• **INSTRUCTION**
Tally all lines containing the word "this". Give the number alone.

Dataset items
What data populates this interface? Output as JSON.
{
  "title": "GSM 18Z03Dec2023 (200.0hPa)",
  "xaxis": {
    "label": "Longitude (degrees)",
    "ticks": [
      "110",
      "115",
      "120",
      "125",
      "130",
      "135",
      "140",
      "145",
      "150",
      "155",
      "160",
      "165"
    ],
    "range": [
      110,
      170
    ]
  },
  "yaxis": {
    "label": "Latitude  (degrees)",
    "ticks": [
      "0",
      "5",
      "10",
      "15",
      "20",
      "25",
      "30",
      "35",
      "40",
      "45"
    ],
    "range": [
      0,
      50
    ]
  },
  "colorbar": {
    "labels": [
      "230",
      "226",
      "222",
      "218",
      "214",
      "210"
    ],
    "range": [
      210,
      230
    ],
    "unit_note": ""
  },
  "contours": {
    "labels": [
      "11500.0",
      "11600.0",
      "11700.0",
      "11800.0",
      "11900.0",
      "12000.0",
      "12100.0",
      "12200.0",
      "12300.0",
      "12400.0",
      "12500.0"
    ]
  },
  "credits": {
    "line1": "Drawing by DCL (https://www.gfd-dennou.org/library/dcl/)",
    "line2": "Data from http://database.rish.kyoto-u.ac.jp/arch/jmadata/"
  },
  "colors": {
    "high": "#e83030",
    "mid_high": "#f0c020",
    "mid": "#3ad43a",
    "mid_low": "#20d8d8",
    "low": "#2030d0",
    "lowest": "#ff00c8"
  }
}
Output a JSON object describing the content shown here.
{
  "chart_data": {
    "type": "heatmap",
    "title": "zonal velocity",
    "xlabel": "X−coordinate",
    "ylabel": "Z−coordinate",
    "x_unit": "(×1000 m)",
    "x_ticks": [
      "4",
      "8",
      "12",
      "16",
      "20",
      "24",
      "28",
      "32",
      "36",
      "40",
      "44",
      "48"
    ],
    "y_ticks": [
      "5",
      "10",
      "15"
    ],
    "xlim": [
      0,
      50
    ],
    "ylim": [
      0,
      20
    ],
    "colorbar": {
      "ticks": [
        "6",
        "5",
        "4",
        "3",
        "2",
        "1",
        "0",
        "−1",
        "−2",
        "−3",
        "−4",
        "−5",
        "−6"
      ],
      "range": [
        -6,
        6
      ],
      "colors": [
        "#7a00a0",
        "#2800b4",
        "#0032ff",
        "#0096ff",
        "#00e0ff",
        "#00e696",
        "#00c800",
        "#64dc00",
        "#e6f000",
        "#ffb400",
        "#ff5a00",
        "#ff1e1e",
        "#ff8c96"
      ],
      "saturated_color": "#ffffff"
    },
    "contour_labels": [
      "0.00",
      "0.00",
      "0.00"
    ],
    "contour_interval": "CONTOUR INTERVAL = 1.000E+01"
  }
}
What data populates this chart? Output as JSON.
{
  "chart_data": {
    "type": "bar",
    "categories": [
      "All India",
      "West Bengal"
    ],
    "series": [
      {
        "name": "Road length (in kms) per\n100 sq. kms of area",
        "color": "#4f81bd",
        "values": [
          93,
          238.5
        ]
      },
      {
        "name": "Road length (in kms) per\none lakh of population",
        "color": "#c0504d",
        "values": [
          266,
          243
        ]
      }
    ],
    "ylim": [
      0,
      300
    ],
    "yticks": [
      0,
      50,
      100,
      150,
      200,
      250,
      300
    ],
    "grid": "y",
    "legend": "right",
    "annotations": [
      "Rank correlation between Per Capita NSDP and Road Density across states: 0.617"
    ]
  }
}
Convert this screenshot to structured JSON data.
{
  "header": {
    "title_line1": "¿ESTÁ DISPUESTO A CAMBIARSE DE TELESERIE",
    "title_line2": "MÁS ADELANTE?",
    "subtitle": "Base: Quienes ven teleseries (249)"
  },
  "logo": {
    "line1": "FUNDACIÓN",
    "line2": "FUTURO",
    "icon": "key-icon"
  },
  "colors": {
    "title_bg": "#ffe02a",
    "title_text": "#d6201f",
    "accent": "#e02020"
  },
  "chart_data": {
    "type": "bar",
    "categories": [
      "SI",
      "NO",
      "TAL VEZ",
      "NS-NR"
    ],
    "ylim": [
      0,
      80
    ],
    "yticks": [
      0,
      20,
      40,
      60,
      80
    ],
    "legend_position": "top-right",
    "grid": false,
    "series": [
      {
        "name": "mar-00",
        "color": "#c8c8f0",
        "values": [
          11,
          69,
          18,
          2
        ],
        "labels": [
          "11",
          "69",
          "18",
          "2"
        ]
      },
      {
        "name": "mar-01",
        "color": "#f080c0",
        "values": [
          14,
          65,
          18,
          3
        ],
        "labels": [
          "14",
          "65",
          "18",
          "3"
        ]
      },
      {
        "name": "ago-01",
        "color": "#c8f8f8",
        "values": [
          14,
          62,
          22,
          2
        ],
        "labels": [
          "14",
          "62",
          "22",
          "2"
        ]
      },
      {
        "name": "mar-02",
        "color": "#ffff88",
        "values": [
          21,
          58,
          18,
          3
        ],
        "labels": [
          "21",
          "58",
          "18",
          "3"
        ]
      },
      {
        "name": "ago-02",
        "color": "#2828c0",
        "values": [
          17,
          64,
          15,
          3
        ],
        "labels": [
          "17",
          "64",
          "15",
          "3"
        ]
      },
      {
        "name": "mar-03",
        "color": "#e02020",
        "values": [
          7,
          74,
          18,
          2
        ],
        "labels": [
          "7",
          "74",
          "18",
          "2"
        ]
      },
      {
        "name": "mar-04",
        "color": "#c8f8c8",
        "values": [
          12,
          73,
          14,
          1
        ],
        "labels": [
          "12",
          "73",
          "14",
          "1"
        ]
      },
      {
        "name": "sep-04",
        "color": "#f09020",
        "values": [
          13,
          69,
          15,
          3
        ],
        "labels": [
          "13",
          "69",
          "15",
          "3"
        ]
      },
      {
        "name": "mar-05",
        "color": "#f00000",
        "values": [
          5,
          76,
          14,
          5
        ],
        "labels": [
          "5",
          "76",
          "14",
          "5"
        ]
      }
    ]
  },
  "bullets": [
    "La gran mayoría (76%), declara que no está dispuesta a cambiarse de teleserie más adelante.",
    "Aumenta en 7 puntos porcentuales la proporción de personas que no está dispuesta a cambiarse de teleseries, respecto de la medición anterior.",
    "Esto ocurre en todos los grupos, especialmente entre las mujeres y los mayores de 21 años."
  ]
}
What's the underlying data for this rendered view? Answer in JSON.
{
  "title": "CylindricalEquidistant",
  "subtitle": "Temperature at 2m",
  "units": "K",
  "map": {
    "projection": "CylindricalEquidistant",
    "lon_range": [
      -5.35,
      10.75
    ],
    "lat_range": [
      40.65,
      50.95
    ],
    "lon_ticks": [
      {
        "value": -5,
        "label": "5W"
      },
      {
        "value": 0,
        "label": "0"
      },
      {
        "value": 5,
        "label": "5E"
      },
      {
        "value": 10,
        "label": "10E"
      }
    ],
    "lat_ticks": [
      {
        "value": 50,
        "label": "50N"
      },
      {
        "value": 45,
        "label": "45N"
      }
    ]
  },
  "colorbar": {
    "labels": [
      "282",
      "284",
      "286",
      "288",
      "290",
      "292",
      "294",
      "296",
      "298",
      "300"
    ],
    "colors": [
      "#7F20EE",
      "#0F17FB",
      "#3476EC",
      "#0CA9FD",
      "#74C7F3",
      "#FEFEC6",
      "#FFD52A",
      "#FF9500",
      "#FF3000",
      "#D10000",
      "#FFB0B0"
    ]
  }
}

• **EXERCISE OUTPUT**
4